++++ Given records ++++

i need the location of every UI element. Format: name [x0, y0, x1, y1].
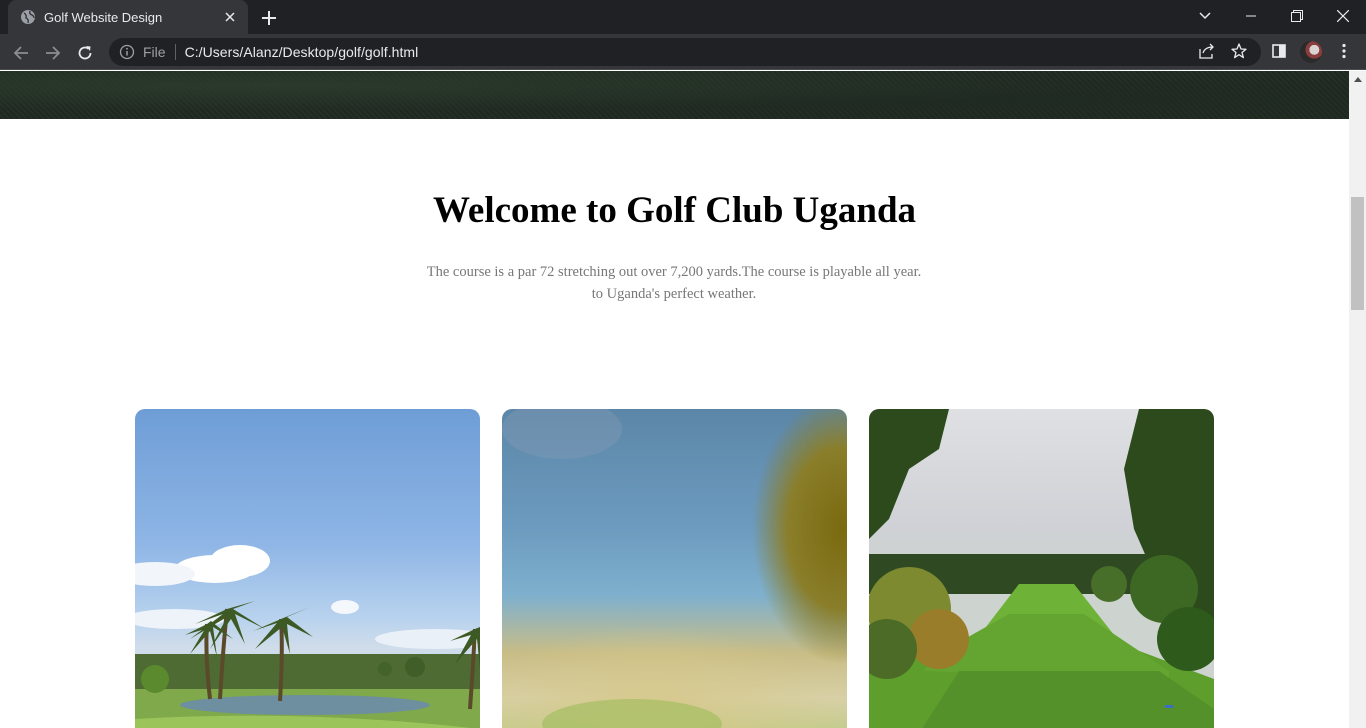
browser-toolbar: File C:/Users/Alanz/Desktop/golf/golf.ht…: [0, 34, 1366, 70]
close-tab-icon[interactable]: [222, 9, 238, 25]
fairway-image: [869, 409, 1214, 728]
new-tab-button[interactable]: [258, 7, 280, 29]
back-icon[interactable]: [8, 40, 34, 66]
share-icon[interactable]: [1196, 40, 1218, 62]
scroll-up-arrow-icon[interactable]: [1349, 71, 1366, 88]
close-window-button[interactable]: [1320, 0, 1366, 32]
page-scrollbar[interactable]: [1349, 71, 1366, 728]
gallery-card-palms: [135, 409, 480, 728]
bookmark-star-icon[interactable]: [1228, 40, 1250, 62]
url-text[interactable]: C:/Users/Alanz/Desktop/golf/golf.html: [185, 44, 419, 60]
hero-image-bottom: [0, 71, 1349, 119]
browser-tab[interactable]: Golf Website Design: [8, 0, 248, 34]
globe-icon: [20, 9, 36, 25]
palm-course-image: [135, 545, 480, 728]
profile-avatar[interactable]: [1300, 41, 1322, 63]
welcome-text-line-2: to Uganda's perfect weather.: [591, 286, 757, 302]
url-scheme-label: File: [143, 44, 166, 60]
tab-search-icon[interactable]: [1182, 0, 1228, 32]
tab-strip: Golf Website Design: [0, 0, 1366, 34]
welcome-text-line-1: The course is a par 72 stretching out ov…: [426, 264, 922, 280]
forward-icon[interactable]: [40, 40, 66, 66]
address-bar[interactable]: File C:/Users/Alanz/Desktop/golf/golf.ht…: [109, 38, 1261, 66]
tab-title: Golf Website Design: [44, 9, 163, 25]
reload-icon[interactable]: [72, 40, 98, 66]
gallery-card-blurred: [502, 409, 847, 728]
url-divider: [174, 44, 176, 60]
info-icon[interactable]: [119, 44, 135, 60]
scrollbar-thumb[interactable]: [1351, 197, 1364, 310]
page-viewport: Welcome to Golf Club Uganda The course i…: [0, 71, 1349, 728]
restore-button[interactable]: [1274, 0, 1320, 32]
side-panel-icon[interactable]: [1268, 40, 1290, 62]
welcome-title: Welcome to Golf Club Uganda: [432, 190, 917, 231]
welcome-description: The course is a par 72 stretching out ov…: [424, 261, 924, 305]
blurred-course-image: [502, 409, 722, 728]
more-menu-icon[interactable]: [1333, 40, 1355, 62]
gallery-card-fairway: [869, 409, 1214, 728]
minimize-button[interactable]: [1228, 0, 1274, 32]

++++

**Stated goal:** From the data above, pull out every line that contains the word "Desktop", matching case exactly, and copy each one in full.

**Output for this task:**
browser-toolbar: File C:/Users/Alanz/Desktop/golf/golf.ht…: [0, 34, 1366, 70]
url-text[interactable]: C:/Users/Alanz/Desktop/golf/golf.html: [185, 44, 419, 60]
address-bar[interactable]: File C:/Users/Alanz/Desktop/golf/golf.ht…: [109, 38, 1261, 66]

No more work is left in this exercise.